(Dataset listings of figures)
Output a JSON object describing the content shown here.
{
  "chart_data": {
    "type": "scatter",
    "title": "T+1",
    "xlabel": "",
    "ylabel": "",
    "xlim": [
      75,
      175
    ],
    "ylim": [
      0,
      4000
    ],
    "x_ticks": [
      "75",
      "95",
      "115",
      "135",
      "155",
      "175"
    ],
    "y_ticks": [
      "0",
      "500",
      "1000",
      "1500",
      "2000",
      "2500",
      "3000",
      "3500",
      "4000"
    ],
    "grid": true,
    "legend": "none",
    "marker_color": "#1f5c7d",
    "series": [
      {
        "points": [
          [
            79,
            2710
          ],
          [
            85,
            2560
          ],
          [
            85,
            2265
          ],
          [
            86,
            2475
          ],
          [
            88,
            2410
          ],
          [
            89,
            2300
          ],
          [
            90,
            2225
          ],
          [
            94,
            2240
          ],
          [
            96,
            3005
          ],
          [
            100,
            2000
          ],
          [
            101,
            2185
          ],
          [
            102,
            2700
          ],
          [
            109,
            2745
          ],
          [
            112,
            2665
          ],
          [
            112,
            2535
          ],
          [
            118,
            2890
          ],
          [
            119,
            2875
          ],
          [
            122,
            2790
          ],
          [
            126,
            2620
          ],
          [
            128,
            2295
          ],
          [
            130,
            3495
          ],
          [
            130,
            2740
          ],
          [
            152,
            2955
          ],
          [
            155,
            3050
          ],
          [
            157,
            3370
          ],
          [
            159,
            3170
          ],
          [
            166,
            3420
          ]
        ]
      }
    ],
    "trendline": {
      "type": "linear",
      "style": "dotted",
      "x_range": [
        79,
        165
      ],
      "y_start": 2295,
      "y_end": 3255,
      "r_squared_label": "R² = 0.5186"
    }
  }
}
--
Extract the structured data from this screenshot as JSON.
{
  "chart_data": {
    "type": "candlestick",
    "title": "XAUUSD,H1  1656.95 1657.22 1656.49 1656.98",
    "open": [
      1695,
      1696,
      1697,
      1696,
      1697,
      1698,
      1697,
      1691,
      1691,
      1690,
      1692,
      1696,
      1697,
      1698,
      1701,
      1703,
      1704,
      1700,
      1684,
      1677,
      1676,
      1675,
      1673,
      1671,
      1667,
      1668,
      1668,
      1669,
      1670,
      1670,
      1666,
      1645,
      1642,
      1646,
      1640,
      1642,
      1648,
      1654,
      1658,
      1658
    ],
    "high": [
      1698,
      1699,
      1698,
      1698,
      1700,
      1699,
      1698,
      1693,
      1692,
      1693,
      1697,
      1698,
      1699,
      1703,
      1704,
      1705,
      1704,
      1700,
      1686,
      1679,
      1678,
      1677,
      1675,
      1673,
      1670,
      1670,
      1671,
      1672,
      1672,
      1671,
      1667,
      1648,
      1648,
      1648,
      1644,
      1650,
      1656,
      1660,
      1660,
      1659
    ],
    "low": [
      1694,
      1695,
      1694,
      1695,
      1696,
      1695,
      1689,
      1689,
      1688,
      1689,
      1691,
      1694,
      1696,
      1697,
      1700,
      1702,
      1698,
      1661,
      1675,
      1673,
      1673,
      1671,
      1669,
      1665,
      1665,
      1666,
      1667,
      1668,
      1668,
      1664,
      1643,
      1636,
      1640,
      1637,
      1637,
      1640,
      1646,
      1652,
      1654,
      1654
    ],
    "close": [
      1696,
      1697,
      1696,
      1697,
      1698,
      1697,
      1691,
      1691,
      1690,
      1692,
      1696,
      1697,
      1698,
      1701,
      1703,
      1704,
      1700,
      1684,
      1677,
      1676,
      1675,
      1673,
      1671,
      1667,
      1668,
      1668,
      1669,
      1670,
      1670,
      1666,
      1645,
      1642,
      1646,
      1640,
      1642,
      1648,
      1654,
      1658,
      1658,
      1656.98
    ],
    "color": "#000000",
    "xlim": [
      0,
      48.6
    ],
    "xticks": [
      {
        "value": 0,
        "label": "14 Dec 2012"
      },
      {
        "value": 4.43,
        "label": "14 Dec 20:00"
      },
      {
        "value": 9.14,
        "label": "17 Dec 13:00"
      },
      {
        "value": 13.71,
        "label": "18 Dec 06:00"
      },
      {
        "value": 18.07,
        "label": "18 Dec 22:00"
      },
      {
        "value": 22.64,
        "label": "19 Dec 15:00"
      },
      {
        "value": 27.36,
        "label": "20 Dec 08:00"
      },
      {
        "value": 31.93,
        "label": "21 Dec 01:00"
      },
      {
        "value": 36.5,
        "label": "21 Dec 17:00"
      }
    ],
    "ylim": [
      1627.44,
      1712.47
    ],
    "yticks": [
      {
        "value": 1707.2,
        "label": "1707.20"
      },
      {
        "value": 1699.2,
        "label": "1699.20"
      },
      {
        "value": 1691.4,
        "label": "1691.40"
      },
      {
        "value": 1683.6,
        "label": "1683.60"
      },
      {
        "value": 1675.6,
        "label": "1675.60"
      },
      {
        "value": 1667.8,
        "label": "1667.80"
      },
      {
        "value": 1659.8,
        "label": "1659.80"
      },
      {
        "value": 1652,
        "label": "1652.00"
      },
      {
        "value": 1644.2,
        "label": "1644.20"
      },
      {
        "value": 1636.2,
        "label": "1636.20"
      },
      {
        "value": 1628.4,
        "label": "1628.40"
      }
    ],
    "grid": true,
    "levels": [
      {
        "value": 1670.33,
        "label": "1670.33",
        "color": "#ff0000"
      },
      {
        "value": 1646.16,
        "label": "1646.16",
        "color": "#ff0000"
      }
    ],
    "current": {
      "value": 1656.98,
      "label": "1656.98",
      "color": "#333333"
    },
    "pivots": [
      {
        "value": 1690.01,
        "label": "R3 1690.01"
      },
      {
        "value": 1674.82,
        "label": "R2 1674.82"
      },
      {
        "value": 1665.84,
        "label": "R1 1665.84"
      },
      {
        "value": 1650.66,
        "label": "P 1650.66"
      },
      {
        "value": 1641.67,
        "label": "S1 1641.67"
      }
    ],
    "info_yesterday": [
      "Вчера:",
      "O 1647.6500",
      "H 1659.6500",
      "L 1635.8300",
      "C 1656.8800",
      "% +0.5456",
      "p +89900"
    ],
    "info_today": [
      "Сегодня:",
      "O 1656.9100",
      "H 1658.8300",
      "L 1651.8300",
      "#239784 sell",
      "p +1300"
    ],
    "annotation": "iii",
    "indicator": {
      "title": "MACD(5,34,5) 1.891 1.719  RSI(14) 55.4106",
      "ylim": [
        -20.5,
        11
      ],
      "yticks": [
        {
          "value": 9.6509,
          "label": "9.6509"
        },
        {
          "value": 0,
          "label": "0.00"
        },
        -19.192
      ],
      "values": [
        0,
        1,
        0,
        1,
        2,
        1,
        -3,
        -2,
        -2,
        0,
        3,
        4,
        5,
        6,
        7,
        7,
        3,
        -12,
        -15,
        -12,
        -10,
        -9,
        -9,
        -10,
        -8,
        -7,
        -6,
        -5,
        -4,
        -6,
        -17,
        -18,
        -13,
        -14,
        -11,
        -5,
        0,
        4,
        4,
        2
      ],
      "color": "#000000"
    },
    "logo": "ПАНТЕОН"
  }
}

- EXERCISE
Where a line contains the string "title", extract that line.

- RESPONSE TO THIS TASK
    "title": "T+1",
    "title": "XAUUSD,H1  1656.95 1657.22 1656.49 1656.98",
      "title": "MACD(5,34,5) 1.891 1.719  RSI(14) 55.4106",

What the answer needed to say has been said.